Dataset items:
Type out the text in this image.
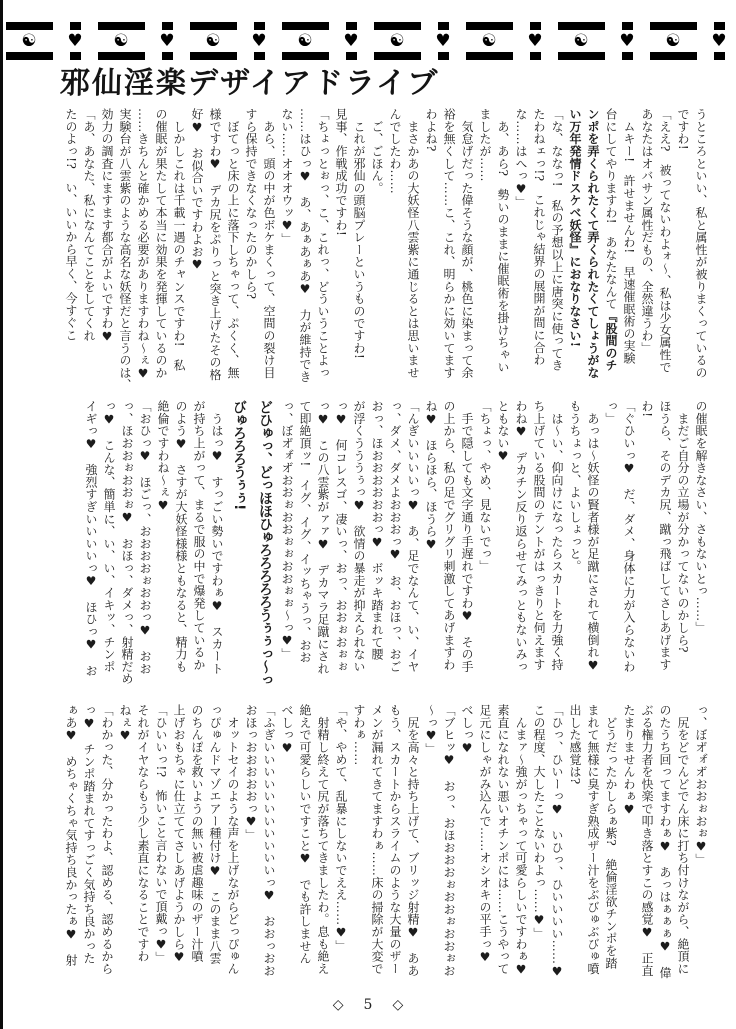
☯ ♥ ☯ ♥ ☯ ♥ ☯ ♥ ☯ ♥ ☯ ♥ ☯ ♥ ☯ ♥
邪仙淫楽デザイアドライブ

うところといい、私と属性が被りまくっているの

ですわ!

「ええ?　被ってないわよォ〜、私は少女属性で

あなたはオバサン属性だもの、全然違うわ」

　ムキー!　許せませんわ!　早速催眠術の実験

台にしてやりますわ!　あなたなんて『股間のチ

ンポを弄くられたくて弄くられたくてしょうがな

い万年発情ドスケベ妖怪』におなりなさい!

「な、ななっ!　私の予想以上に唐突に使ってき

たわねェっ!?　これじゃ結界の展開が間に合わ

な……はへっ♥」

　あ、あら?　勢いのままに催眠術を掛けちゃい

ましたが……

　気怠げだった偉そうな顔が、桃色に染まって余

裕を無くして……こ、これ、明らかに効いてます

わよね?

　まさかあの大妖怪八雲紫に通じるとは思いませ

んでしたわ……

　ご、ごほん。

　これが邪仙の頭脳プレーというものですわ!

見事、作戦成功ですわ!

「ちょっとぉっ、こ、これっ、どういうことよっ

……はひっ♥　あ、あぁあぁあ♥　力が維持でき

ない……オオオウッ♥」

　あら、頭の中が色ボケまくって、空間の裂け目

すら保持できなくなったのかしら?

　ぼてっと床の上に落下しちゃって、ぷくく、無

様ですわ♥　デカ尻をぷりっと突き上げたその格

好♥　お似合いですわよお♥

　しかしこれは千載一遇のチャンスですわ!　私

の催眠が果たして本当に効果を発揮しているのか

……きちんと確かめる必要がありますわね〜ぇ♥

実験台が八雲紫のような高名な妖怪だと言うのは、

効力の調査にますます都合がよいですわ♥

「あ、あなた、私になんてことをしてくれ

たのよっ!?　い、いいから早く、今すぐこ

の催眠を解きなさい、さもないとっ……」

　まだご自分の立場が分かってないのかしら?

ほうら、そのデカ尻、蹴っ飛ばしてさしあげます

わ!

「ぐひいっ♥　だ、ダメ、身体に力が入らないわ

っ」

　あっは〜妖怪の賢者様が足蹴にされて横倒れ♥

もうちょっと、よいしょっと。

　は〜い、仰向けになったらスカートを力強く持

ち上げている股間のテントがはっきりと伺えます

わね♥　デカチン反り返らせてみっともないみっ

ともない♥

「ちょっ、やめ、見ないでっ」

　手で隠しても文字通り手遅れですわ♥　その手

の上から、私の足でグリグリ刺激してあげますわ

ね♥　ほらほら、ほうら♥

「んぎいいいいっ♥　あ、足でなんて、い、イヤ

っ、ダメ、ダメよおおおっ♥　お、おほっ、おご

おっ、ほおおおおおおっ♥　ボッキ踏まれて腰

が浮くうううぅっ♥　欲情の暴走が抑えられない

っ♥　何コレスゴ、凄いっ、おっ、おおぉおぉぉ

っ♥　この八雲紫がァァ♥　デカマラ足蹴にされ

て即絶頂ッ!　イグ、イグ、イッちゃうっ、おお

っ、ぼオ゙ォ゙オ゙おおぉおおぉぉおおぉぉ〜っ♥」

どひゅっ、どっほほひゅろろろろろうぅぅっ〜っ

びゅろろろうぅぅ!

　うはっ♥　すっごい勢いですわぁ♥　スカート

が持ち上がって、まるで服の中で爆発しているか

のよう♥　さすが大妖怪様様ともなると、精力も

絶倫ですわね〜ぇ♥

「おひっ♥　ほごっ、おおおおぉおおっ♥　おお

っ、ほおおぉおおぉ♥　おほっ、ダメっ、射精だめ

っ♥　こんな、簡単に、い、い、イキッ、チンポ

イギっ♥　強烈すぎいいいいっ♥　ほひっ♥　お

っ、ぼオ゙ォ゙オ゙おおぉおぉ♥」

　尻をどでんどでん床に打ち付けながら、絶頂に

のたうち回ってますわぁ♥　あっはぁぁぁ♥　偉

ぶる権力者を快楽で叩き落とすこの感覚♥　正直

たまりませんわぁ♥

　どうだったかしらぁ紫?　絶倫淫欲チンポを踏

まれて無様に臭すぎ熟成ザー汁をぶびゅぶびゅ噴

出した感覚は?

「ひっ、ひいーっ♥　いひっ、ひいいいい……♥

この程度、大したことないわよっ……♥」

　んまァ〜強がっちゃって可愛らしいですわぁ♥

素直になれない悪いオチンポには……こうやって

足元にしゃがみ込んで……オシオキの平手っ♥

べしっ♥

「ブヒッ♥　おっ、おほおおおぉおおぉおおぉお

〜っ♥」

　尻を高々と持ち上げて、ブリッジ射精♥　ああ

もう、スカートからスライムのような大量のザー

メンが漏れてきてますわぁ……床の掃除が大変で

すわぁ……

「や、やめて、乱暴にしないでええ……♥」

　射精し終えて尻が落ちてきましたわ。息も絶え

絶えで可愛らしいですこと♥　でも許しません

べしっ♥

「ふぎいいいいいいいいいいいっ♥　おおっおお

おほっおおおおおっ♥」

　オットセイのような声を上げながらどっぴゅん

っぴゅんドマゾエアー種付け♥　このまま八雲

のちんぽを救いようの無い被虐趣味のザー汁噴

上げおもちゃに仕立ててさしあげようかしら♥

「ひいいっ!?　怖いこと言わないで頂戴っ♥」

それがイヤならもう少し素直になることですわ

ねぇ♥

「わかった、分かったわよ、認める、認めるから

っ♥　チンポ踏まれてすっごく気持ち良かった

ぁあ♥　めちゃくちゃ気持ち良かったぁ♥　射

◇ 5 ◇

Instructions for the task. Write the records above out again exactly, with no pictures in your copy.

Solution for this problem.
Type out the text in this image.
☯ ♥ ☯ ♥ ☯ ♥ ☯ ♥ ☯ ♥ ☯ ♥ ☯ ♥ ☯ ♥
邪仙淫楽デザイアドライブ

うところといい、私と属性が被りまくっているの

ですわ!

「ええ?　被ってないわよォ〜、私は少女属性で

あなたはオバサン属性だもの、全然違うわ」

　ムキー!　許せませんわ!　早速催眠術の実験

台にしてやりますわ!　あなたなんて『股間のチ

ンポを弄くられたくて弄くられたくてしょうがな

い万年発情ドスケベ妖怪』におなりなさい!

「な、ななっ!　私の予想以上に唐突に使ってき

たわねェっ!?　これじゃ結界の展開が間に合わ

な……はへっ♥」

　あ、あら?　勢いのままに催眠術を掛けちゃい

ましたが……

　気怠げだった偉そうな顔が、桃色に染まって余

裕を無くして……こ、これ、明らかに効いてます

わよね?

　まさかあの大妖怪八雲紫に通じるとは思いませ

んでしたわ……

　ご、ごほん。

　これが邪仙の頭脳プレーというものですわ!

見事、作戦成功ですわ!

「ちょっとぉっ、こ、これっ、どういうことよっ

……はひっ♥　あ、あぁあぁあ♥　力が維持でき

ない……オオオウッ♥」

　あら、頭の中が色ボケまくって、空間の裂け目

すら保持できなくなったのかしら?

　ぼてっと床の上に落下しちゃって、ぷくく、無

様ですわ♥　デカ尻をぷりっと突き上げたその格

好♥　お似合いですわよお♥

　しかしこれは千載一遇のチャンスですわ!　私

の催眠が果たして本当に効果を発揮しているのか

……きちんと確かめる必要がありますわね〜ぇ♥

実験台が八雲紫のような高名な妖怪だと言うのは、

効力の調査にますます都合がよいですわ♥

「あ、あなた、私になんてことをしてくれ

たのよっ!?　い、いいから早く、今すぐこ

の催眠を解きなさい、さもないとっ……」

　まだご自分の立場が分かってないのかしら?

ほうら、そのデカ尻、蹴っ飛ばしてさしあげます

わ!

「ぐひいっ♥　だ、ダメ、身体に力が入らないわ

っ」

　あっは〜妖怪の賢者様が足蹴にされて横倒れ♥

もうちょっと、よいしょっと。

　は〜い、仰向けになったらスカートを力強く持

ち上げている股間のテントがはっきりと伺えます

わね♥　デカチン反り返らせてみっともないみっ

ともない♥

「ちょっ、やめ、見ないでっ」

　手で隠しても文字通り手遅れですわ♥　その手

の上から、私の足でグリグリ刺激してあげますわ

ね♥　ほらほら、ほうら♥

「んぎいいいいっ♥　あ、足でなんて、い、イヤ

っ、ダメ、ダメよおおおっ♥　お、おほっ、おご

おっ、ほおおおおおおっ♥　ボッキ踏まれて腰

が浮くうううぅっ♥　欲情の暴走が抑えられない

っ♥　何コレスゴ、凄いっ、おっ、おおぉおぉぉ

っ♥　この八雲紫がァァ♥　デカマラ足蹴にされ

て即絶頂ッ!　イグ、イグ、イッちゃうっ、おお

っ、ぼオ゙ォ゙オ゙おおぉおおぉぉおおぉぉ〜っ♥」

どひゅっ、どっほほひゅろろろろろうぅぅっ〜っ

びゅろろろうぅぅ!

　うはっ♥　すっごい勢いですわぁ♥　スカート

が持ち上がって、まるで服の中で爆発しているか

のよう♥　さすが大妖怪様様ともなると、精力も

絶倫ですわね〜ぇ♥

「おひっ♥　ほごっ、おおおおぉおおっ♥　おお

っ、ほおおぉおおぉ♥　おほっ、ダメっ、射精だめ

っ♥　こんな、簡単に、い、い、イキッ、チンポ

イギっ♥　強烈すぎいいいいっ♥　ほひっ♥　お

っ、ぼオ゙ォ゙オ゙おおぉおぉ♥」

　尻をどでんどでん床に打ち付けながら、絶頂に

のたうち回ってますわぁ♥　あっはぁぁぁ♥　偉

ぶる権力者を快楽で叩き落とすこの感覚♥　正直

たまりませんわぁ♥

　どうだったかしらぁ紫?　絶倫淫欲チンポを踏

まれて無様に臭すぎ熟成ザー汁をぶびゅぶびゅ噴

出した感覚は?

「ひっ、ひいーっ♥　いひっ、ひいいいい……♥

この程度、大したことないわよっ……♥」

　んまァ〜強がっちゃって可愛らしいですわぁ♥

素直になれない悪いオチンポには……こうやって

足元にしゃがみ込んで……オシオキの平手っ♥

べしっ♥

「ブヒッ♥　おっ、おほおおおぉおおぉおおぉお

〜っ♥」

　尻を高々と持ち上げて、ブリッジ射精♥　ああ

もう、スカートからスライムのような大量のザー

メンが漏れてきてますわぁ……床の掃除が大変で

すわぁ……

「や、やめて、乱暴にしないでええ……♥」

　射精し終えて尻が落ちてきましたわ。息も絶え

絶えで可愛らしいですこと♥　でも許しません

べしっ♥

「ふぎいいいいいいいいいいいっ♥　おおっおお

おほっおおおおおっ♥」

　オットセイのような声を上げながらどっぴゅん

っぴゅんドマゾエアー種付け♥　このまま八雲

のちんぽを救いようの無い被虐趣味のザー汁噴

上げおもちゃに仕立ててさしあげようかしら♥

「ひいいっ!?　怖いこと言わないで頂戴っ♥」

それがイヤならもう少し素直になることですわ

ねぇ♥

「わかった、分かったわよ、認める、認めるから

っ♥　チンポ踏まれてすっごく気持ち良かった

ぁあ♥　めちゃくちゃ気持ち良かったぁ♥　射

◇ 5 ◇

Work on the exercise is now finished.